%%

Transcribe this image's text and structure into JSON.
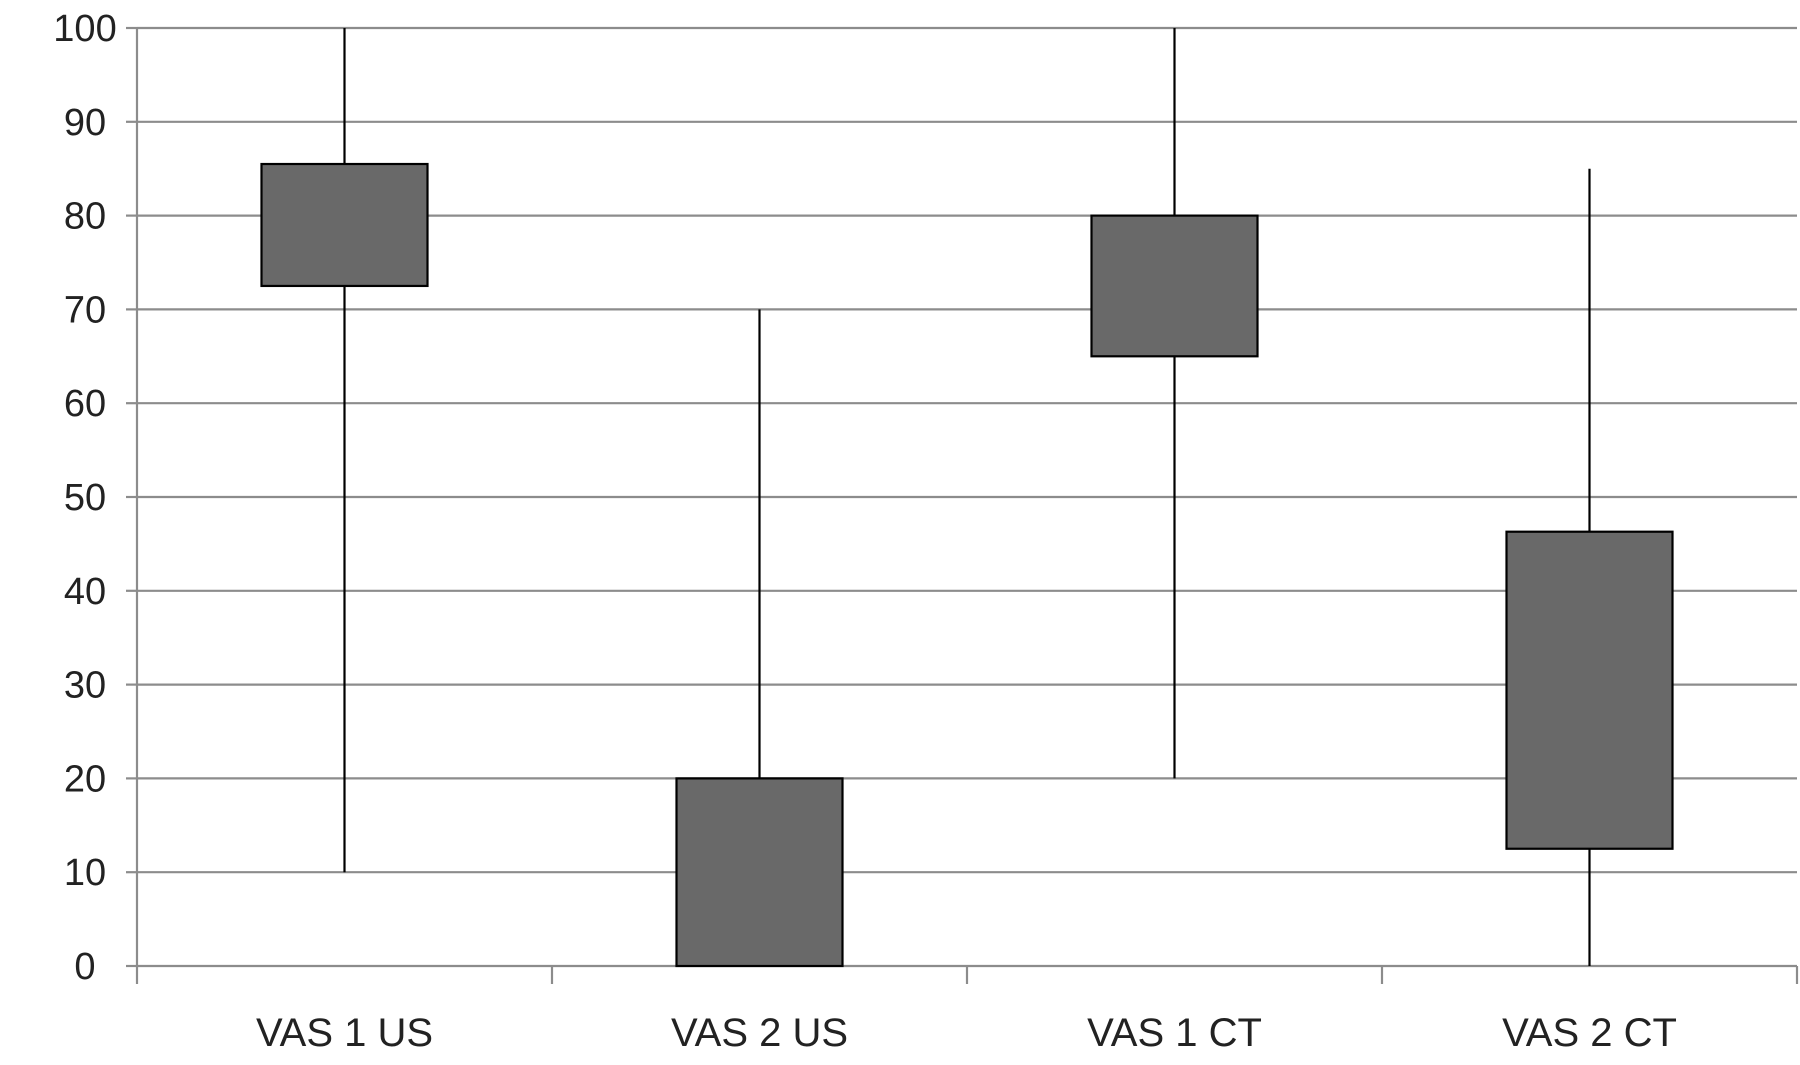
{
  "chart_data": {
    "type": "box",
    "categories": [
      "VAS 1 US",
      "VAS 2 US",
      "VAS 1 CT",
      "VAS 2 CT"
    ],
    "boxes": [
      {
        "category": "VAS 1 US",
        "min": 10,
        "q1": 72.5,
        "q3": 85.5,
        "max": 100
      },
      {
        "category": "VAS 2 US",
        "min": 0,
        "q1": 0,
        "q3": 20,
        "max": 70
      },
      {
        "category": "VAS 1 CT",
        "min": 20,
        "q1": 65,
        "q3": 80,
        "max": 100
      },
      {
        "category": "VAS 2 CT",
        "min": 0,
        "q1": 12.5,
        "q3": 46.3,
        "max": 85
      }
    ],
    "title": "",
    "xlabel": "",
    "ylabel": "",
    "ylim": [
      0,
      100
    ],
    "yticks": [
      "0",
      "10",
      "20",
      "30",
      "40",
      "50",
      "60",
      "70",
      "80",
      "90",
      "100"
    ],
    "grid": true,
    "legend": "none",
    "colors": {
      "box_fill": "#696969",
      "box_stroke": "#000000",
      "whisker": "#000000",
      "grid": "#8c8c8c",
      "axis": "#8c8c8c"
    }
  }
}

%%

== GIVEN REQUEST ==
Transcribe all the data word for word; the images stay out.

== THE OUTPUT ==
Transcribe this image's text and structure into JSON.
{
  "chart_data": {
    "type": "box",
    "categories": [
      "VAS 1 US",
      "VAS 2 US",
      "VAS 1 CT",
      "VAS 2 CT"
    ],
    "boxes": [
      {
        "category": "VAS 1 US",
        "min": 10,
        "q1": 72.5,
        "q3": 85.5,
        "max": 100
      },
      {
        "category": "VAS 2 US",
        "min": 0,
        "q1": 0,
        "q3": 20,
        "max": 70
      },
      {
        "category": "VAS 1 CT",
        "min": 20,
        "q1": 65,
        "q3": 80,
        "max": 100
      },
      {
        "category": "VAS 2 CT",
        "min": 0,
        "q1": 12.5,
        "q3": 46.3,
        "max": 85
      }
    ],
    "title": "",
    "xlabel": "",
    "ylabel": "",
    "ylim": [
      0,
      100
    ],
    "yticks": [
      "0",
      "10",
      "20",
      "30",
      "40",
      "50",
      "60",
      "70",
      "80",
      "90",
      "100"
    ],
    "grid": true,
    "legend": "none",
    "colors": {
      "box_fill": "#696969",
      "box_stroke": "#000000",
      "whisker": "#000000",
      "grid": "#8c8c8c",
      "axis": "#8c8c8c"
    }
  }
}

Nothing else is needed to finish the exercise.